TASK OBJECTIVE: What follows is a set of entries. Give them again exactly, without the pictures.

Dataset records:
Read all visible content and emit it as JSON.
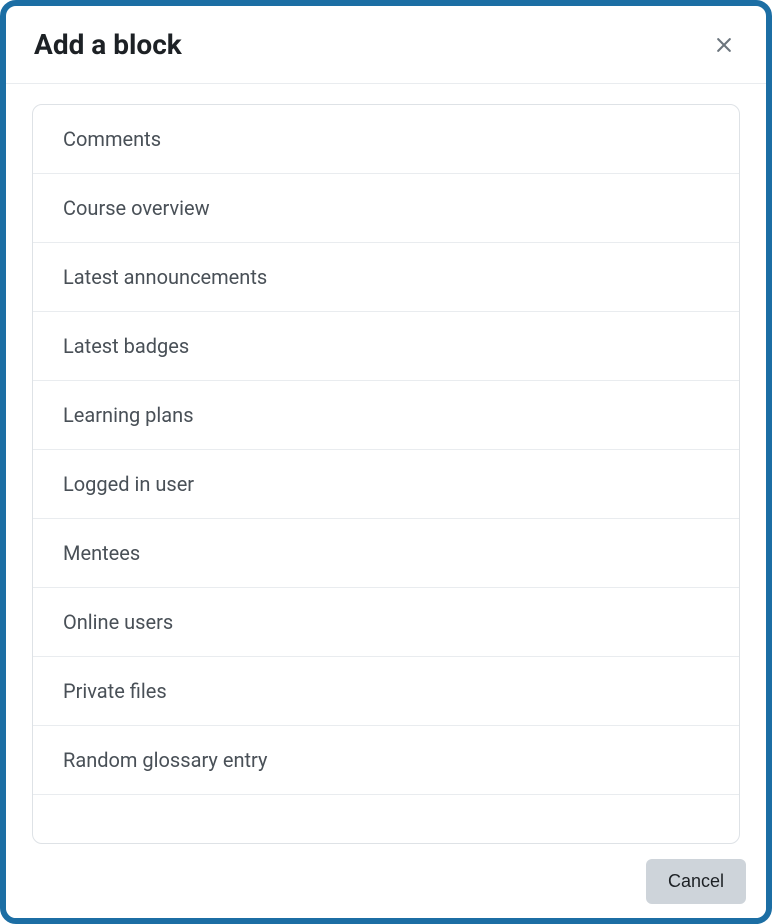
{
  "modal": {
    "title": "Add a block",
    "close_label": "Close"
  },
  "blocks": {
    "items": [
      {
        "label": "Comments"
      },
      {
        "label": "Course overview"
      },
      {
        "label": "Latest announcements"
      },
      {
        "label": "Latest badges"
      },
      {
        "label": "Learning plans"
      },
      {
        "label": "Logged in user"
      },
      {
        "label": "Mentees"
      },
      {
        "label": "Online users"
      },
      {
        "label": "Private files"
      },
      {
        "label": "Random glossary entry"
      }
    ]
  },
  "footer": {
    "cancel_label": "Cancel"
  }
}
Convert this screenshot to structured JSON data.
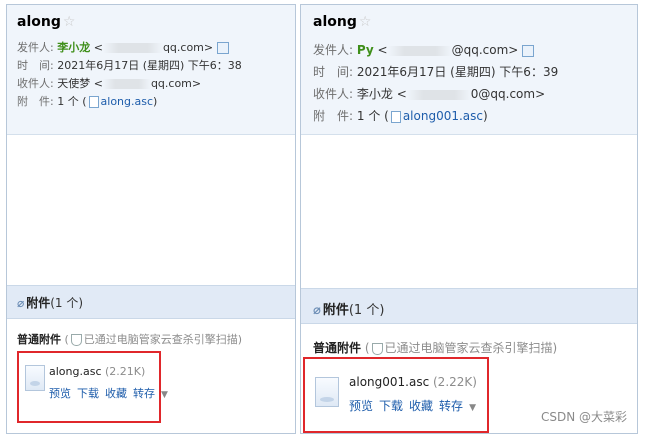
{
  "left": {
    "subject": "along",
    "from_label": "发件人:",
    "from_name": "李小龙",
    "from_open": " <",
    "from_email_tail": "qq.com>",
    "time_label": "时　间:",
    "time_value": "2021年6月17日 (星期四) 下午6：38",
    "to_label": "收件人:",
    "to_name": "天使梦",
    "to_open": " <",
    "to_email_tail": "qq.com>",
    "att_label": "附　件:",
    "att_count": "1 个 (",
    "att_file": "along.asc",
    "att_close": ")",
    "attbar_title": "附件",
    "attbar_count": "(1 个)",
    "normal_label": "普通附件",
    "scan_open": " (",
    "scan_text": "已通过电脑管家云查杀引擎扫描",
    "scan_close": ")",
    "file_name": "along.asc",
    "file_size": " (2.21K)",
    "actions": [
      "预览",
      "下载",
      "收藏",
      "转存"
    ]
  },
  "right": {
    "subject": "along",
    "from_label": "发件人:",
    "from_name": "Py",
    "from_open": " <",
    "from_email_tail": "@qq.com>",
    "time_label": "时　间:",
    "time_value": "2021年6月17日 (星期四) 下午6：39",
    "to_label": "收件人:",
    "to_name": "李小龙",
    "to_open": " <",
    "to_email_tail": "0@qq.com>",
    "att_label": "附　件:",
    "att_count": "1 个 (",
    "att_file": "along001.asc",
    "att_close": ")",
    "attbar_title": "附件",
    "attbar_count": "(1 个)",
    "normal_label": "普通附件",
    "scan_open": " (",
    "scan_text": "已通过电脑管家云查杀引擎扫描",
    "scan_close": ")",
    "file_name": "along001.asc",
    "file_size": " (2.22K)",
    "actions": [
      "预览",
      "下载",
      "收藏",
      "转存"
    ]
  },
  "watermark": "CSDN @大菜彩",
  "colors": {
    "highlight_border": "#e0272b",
    "sender_name": "#3f8f1a",
    "link": "#1e5dab",
    "attachment_bar": "#e1eaf6"
  }
}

FULL SOLUTION:
Read all visible content and emit it as JSON.
{
  "modal": {
    "title": "Add a block",
    "close_label": "Close"
  },
  "blocks": {
    "items": [
      {
        "label": "Comments"
      },
      {
        "label": "Course overview"
      },
      {
        "label": "Latest announcements"
      },
      {
        "label": "Latest badges"
      },
      {
        "label": "Learning plans"
      },
      {
        "label": "Logged in user"
      },
      {
        "label": "Mentees"
      },
      {
        "label": "Online users"
      },
      {
        "label": "Private files"
      },
      {
        "label": "Random glossary entry"
      }
    ]
  },
  "footer": {
    "cancel_label": "Cancel"
  }
}
Convert this screenshot to structured JSON data.
{
  "left": {
    "subject": "along",
    "from_label": "发件人:",
    "from_name": "李小龙",
    "from_open": " <",
    "from_email_tail": "qq.com>",
    "time_label": "时　间:",
    "time_value": "2021年6月17日 (星期四) 下午6：38",
    "to_label": "收件人:",
    "to_name": "天使梦",
    "to_open": " <",
    "to_email_tail": "qq.com>",
    "att_label": "附　件:",
    "att_count": "1 个 (",
    "att_file": "along.asc",
    "att_close": ")",
    "attbar_title": "附件",
    "attbar_count": "(1 个)",
    "normal_label": "普通附件",
    "scan_open": " (",
    "scan_text": "已通过电脑管家云查杀引擎扫描",
    "scan_close": ")",
    "file_name": "along.asc",
    "file_size": " (2.21K)",
    "actions": [
      "预览",
      "下载",
      "收藏",
      "转存"
    ]
  },
  "right": {
    "subject": "along",
    "from_label": "发件人:",
    "from_name": "Py",
    "from_open": " <",
    "from_email_tail": "@qq.com>",
    "time_label": "时　间:",
    "time_value": "2021年6月17日 (星期四) 下午6：39",
    "to_label": "收件人:",
    "to_name": "李小龙",
    "to_open": " <",
    "to_email_tail": "0@qq.com>",
    "att_label": "附　件:",
    "att_count": "1 个 (",
    "att_file": "along001.asc",
    "att_close": ")",
    "attbar_title": "附件",
    "attbar_count": "(1 个)",
    "normal_label": "普通附件",
    "scan_open": " (",
    "scan_text": "已通过电脑管家云查杀引擎扫描",
    "scan_close": ")",
    "file_name": "along001.asc",
    "file_size": " (2.22K)",
    "actions": [
      "预览",
      "下载",
      "收藏",
      "转存"
    ]
  },
  "watermark": "CSDN @大菜彩",
  "colors": {
    "highlight_border": "#e0272b",
    "sender_name": "#3f8f1a",
    "link": "#1e5dab",
    "attachment_bar": "#e1eaf6"
  }
}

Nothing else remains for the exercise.